- Data section
+ + + + + + +

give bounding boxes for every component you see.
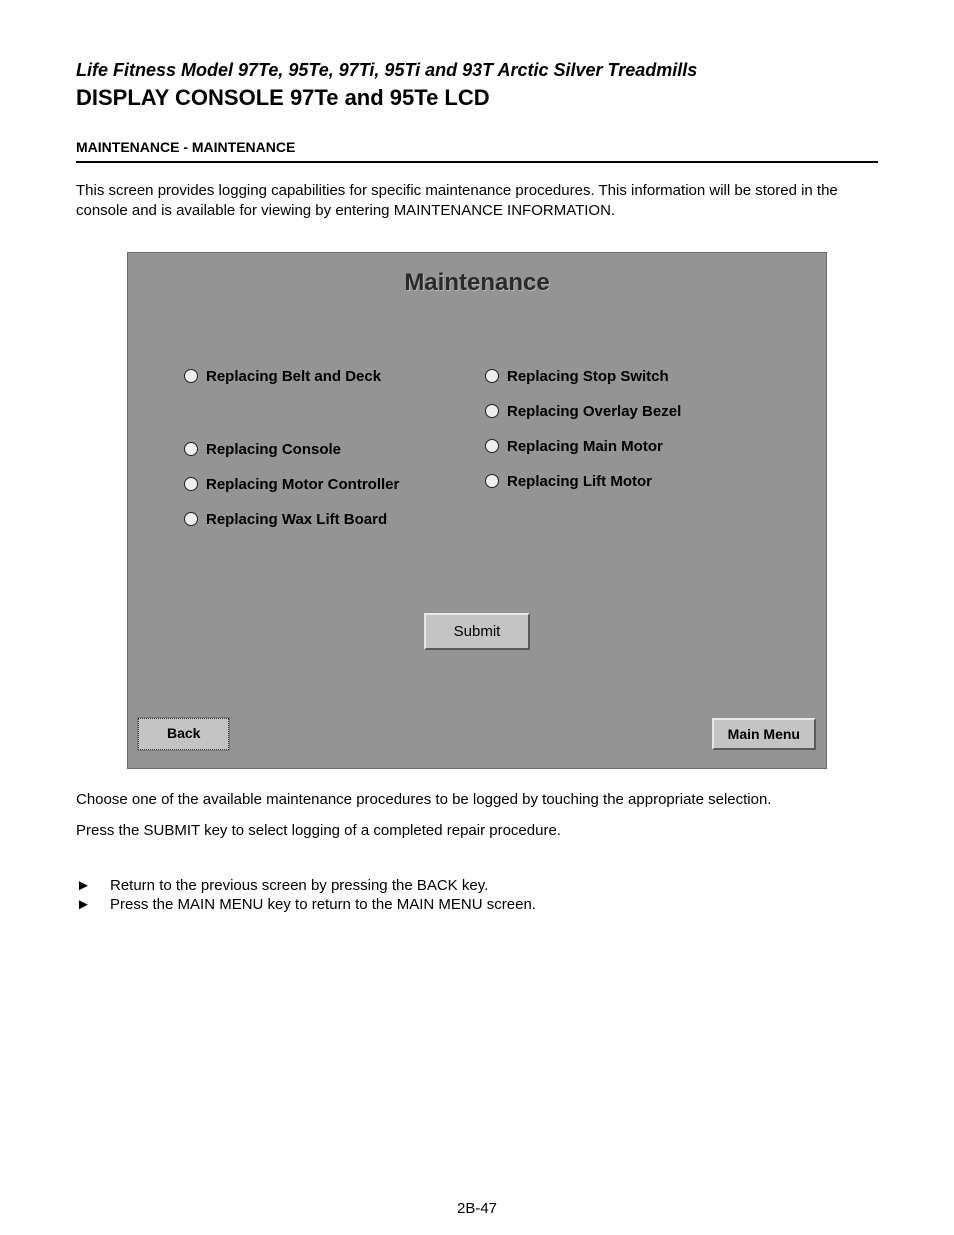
option-replacing-main-motor[interactable]: Replacing Main Motor [485,438,786,455]
options-left-column: Replacing Belt and Deck Replacing Consol… [184,368,485,546]
option-label: Replacing Console [206,441,341,458]
option-label: Replacing Stop Switch [507,368,669,385]
radio-icon [184,477,198,491]
page-title: DISPLAY CONSOLE 97Te and 95Te LCD [76,85,878,111]
bullet-text: Press the MAIN MENU key to return to the… [110,896,536,913]
options-right-column: Replacing Stop Switch Replacing Overlay … [485,368,786,546]
instruction-line-2: Press the SUBMIT key to select logging o… [76,822,878,839]
page-number: 2B-47 [0,1200,954,1217]
screen-title: Maintenance [128,253,826,297]
bottom-button-row: Back Main Menu [138,718,816,750]
radio-icon [485,474,499,488]
radio-icon [184,512,198,526]
option-replacing-wax-lift-board[interactable]: Replacing Wax Lift Board [184,511,485,528]
option-replacing-stop-switch[interactable]: Replacing Stop Switch [485,368,786,385]
bullet-mainmenu: ► Press the MAIN MENU key to return to t… [76,896,878,913]
spacer [184,403,485,441]
back-button[interactable]: Back [138,718,229,750]
option-label: Replacing Lift Motor [507,473,652,490]
options-area: Replacing Belt and Deck Replacing Consol… [184,368,786,546]
section-label: MAINTENANCE - MAINTENANCE [76,139,878,163]
option-replacing-motor-controller[interactable]: Replacing Motor Controller [184,476,485,493]
submit-button[interactable]: Submit [424,613,531,650]
arrow-icon: ► [76,896,110,913]
option-label: Replacing Motor Controller [206,476,399,493]
instruction-line-1: Choose one of the available maintenance … [76,791,878,808]
radio-icon [485,404,499,418]
radio-icon [485,439,499,453]
bullet-back: ► Return to the previous screen by press… [76,877,878,894]
arrow-icon: ► [76,877,110,894]
model-line: Life Fitness Model 97Te, 95Te, 97Ti, 95T… [76,60,878,81]
maintenance-screen: Maintenance Replacing Belt and Deck Repl… [127,252,827,769]
bullet-text: Return to the previous screen by pressin… [110,877,488,894]
option-label: Replacing Belt and Deck [206,368,381,385]
radio-icon [184,442,198,456]
bullet-block: ► Return to the previous screen by press… [76,877,878,913]
radio-icon [485,369,499,383]
option-replacing-lift-motor[interactable]: Replacing Lift Motor [485,473,786,490]
intro-paragraph: This screen provides logging capabilitie… [76,181,878,222]
submit-wrap: Submit [128,613,826,650]
radio-icon [184,369,198,383]
option-label: Replacing Overlay Bezel [507,403,681,420]
option-label: Replacing Main Motor [507,438,663,455]
option-replacing-console[interactable]: Replacing Console [184,441,485,458]
option-replacing-overlay-bezel[interactable]: Replacing Overlay Bezel [485,403,786,420]
option-label: Replacing Wax Lift Board [206,511,387,528]
option-replacing-belt-deck[interactable]: Replacing Belt and Deck [184,368,485,385]
main-menu-button[interactable]: Main Menu [712,718,816,750]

+ + + + + + +

- Task brief
Could you convert the lines above into a numbered list, leaving out blank lines and the picture?

- The output
1. give bounding boxes for every component you see.
2. option-replacing-main-motor[interactable]: Replacing Main Motor [485,438,786,455]
3. options-left-column: Replacing Belt and Deck Replacing Consol… [184,368,485,546]
4. option-label: Replacing Console [206,441,341,458]
5. option-label: Replacing Stop Switch [507,368,669,385]
6. radio-icon [184,477,198,491]
7. page-title: DISPLAY CONSOLE 97Te and 95Te LCD [76,85,878,111]
8. bullet-text: Press the MAIN MENU key to return to the… [110,896,536,913]
9. options-right-column: Replacing Stop Switch Replacing Overlay … [485,368,786,546]
10. instruction-line-2: Press the SUBMIT key to select logging o… [76,822,878,839]
11. page-number: 2B-47 [0,1200,954,1217]
12. screen-title: Maintenance [128,253,826,297]
13. bottom-button-row: Back Main Menu [138,718,816,750]
14. radio-icon [485,474,499,488]
15. radio-icon [184,512,198,526]
16. option-replacing-wax-lift-board[interactable]: Replacing Wax Lift Board [184,511,485,528]
17. option-replacing-stop-switch[interactable]: Replacing Stop Switch [485,368,786,385]
18. bullet-mainmenu: ► Press the MAIN MENU key to return to t… [76,896,878,913]
19. spacer [184,403,485,441]
20. back-button[interactable]: Back [138,718,229,750]
21. option-label: Replacing Lift Motor [507,473,652,490]
22. options-area: Replacing Belt and Deck Replacing Consol… [184,368,786,546]
23. section-label: MAINTENANCE - MAINTENANCE [76,139,878,163]
24. option-replacing-motor-controller[interactable]: Replacing Motor Controller [184,476,485,493]
25. submit-button[interactable]: Submit [424,613,531,650]
26. arrow-icon: ► [76,896,110,913]
27. option-label: Replacing Motor Controller [206,476,399,493]
28. instruction-line-1: Choose one of the available maintenance … [76,791,878,808]
29. radio-icon [485,404,499,418]
30. radio-icon [485,439,499,453]
31. bullet-back: ► Return to the previous screen by press… [76,877,878,894]
32. arrow-icon: ► [76,877,110,894]
33. model-line: Life Fitness Model 97Te, 95Te, 97Ti, 95T… [76,60,878,81]
34. maintenance-screen: Maintenance Replacing Belt and Deck Repl… [127,252,827,769]
35. bullet-text: Return to the previous screen by pressin… [110,877,488,894]
36. option-label: Replacing Belt and Deck [206,368,381,385]
37. radio-icon [184,442,198,456]
38. bullet-block: ► Return to the previous screen by press… [76,877,878,913]
39. radio-icon [485,369,499,383]
40. option-replacing-lift-motor[interactable]: Replacing Lift Motor [485,473,786,490]
41. intro-paragraph: This screen provides logging capabilitie… [76,181,878,222]
42. submit-wrap: Submit [128,613,826,650]
43. radio-icon [184,369,198,383]
44. option-label: Replacing Overlay Bezel [507,403,681,420]
45. option-label: Replacing Main Motor [507,438,663,455]
46. option-replacing-console[interactable]: Replacing Console [184,441,485,458]
47. option-replacing-overlay-bezel[interactable]: Replacing Overlay Bezel [485,403,786,420]
48. option-label: Replacing Wax Lift Board [206,511,387,528]
49. option-replacing-belt-deck[interactable]: Replacing Belt and Deck [184,368,485,385]
50. main-menu-button[interactable]: Main Menu [712,718,816,750]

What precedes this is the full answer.